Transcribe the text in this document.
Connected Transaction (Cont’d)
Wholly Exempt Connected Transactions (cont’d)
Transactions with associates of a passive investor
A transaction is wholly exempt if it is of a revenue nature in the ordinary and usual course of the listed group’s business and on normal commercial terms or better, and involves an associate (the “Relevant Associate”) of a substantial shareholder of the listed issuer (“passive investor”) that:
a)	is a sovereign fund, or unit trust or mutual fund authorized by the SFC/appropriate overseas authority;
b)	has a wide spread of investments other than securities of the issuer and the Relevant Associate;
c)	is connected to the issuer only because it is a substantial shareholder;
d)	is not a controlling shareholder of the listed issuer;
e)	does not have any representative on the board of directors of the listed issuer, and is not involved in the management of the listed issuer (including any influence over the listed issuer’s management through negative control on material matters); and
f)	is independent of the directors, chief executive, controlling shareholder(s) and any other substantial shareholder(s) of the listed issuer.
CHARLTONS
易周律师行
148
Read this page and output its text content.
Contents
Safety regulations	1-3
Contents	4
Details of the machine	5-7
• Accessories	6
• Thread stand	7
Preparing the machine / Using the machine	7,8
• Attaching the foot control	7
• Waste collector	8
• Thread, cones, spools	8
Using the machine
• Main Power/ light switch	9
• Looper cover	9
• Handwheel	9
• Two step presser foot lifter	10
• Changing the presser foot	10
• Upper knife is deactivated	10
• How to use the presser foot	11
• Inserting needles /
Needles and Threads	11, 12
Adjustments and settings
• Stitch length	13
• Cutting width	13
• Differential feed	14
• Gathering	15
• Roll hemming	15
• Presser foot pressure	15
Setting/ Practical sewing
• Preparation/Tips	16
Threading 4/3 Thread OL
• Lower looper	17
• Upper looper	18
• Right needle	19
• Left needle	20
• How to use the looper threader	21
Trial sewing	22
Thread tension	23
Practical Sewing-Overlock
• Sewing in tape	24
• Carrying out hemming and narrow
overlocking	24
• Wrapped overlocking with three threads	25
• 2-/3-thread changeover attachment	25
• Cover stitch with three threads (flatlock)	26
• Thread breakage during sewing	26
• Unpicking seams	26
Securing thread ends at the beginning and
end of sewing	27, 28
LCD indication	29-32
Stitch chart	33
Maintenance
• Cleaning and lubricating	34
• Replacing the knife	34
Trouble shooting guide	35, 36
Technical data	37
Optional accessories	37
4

YOUR GOAL ▸ Copy out every line that includes the word "other".

THE RESULT ▸
b)	has a wide spread of investments other than securities of the issuer and the Relevant Associate;
f)	is independent of the directors, chief executive, controlling shareholder(s) and any other substantial shareholder(s) of the listed issuer.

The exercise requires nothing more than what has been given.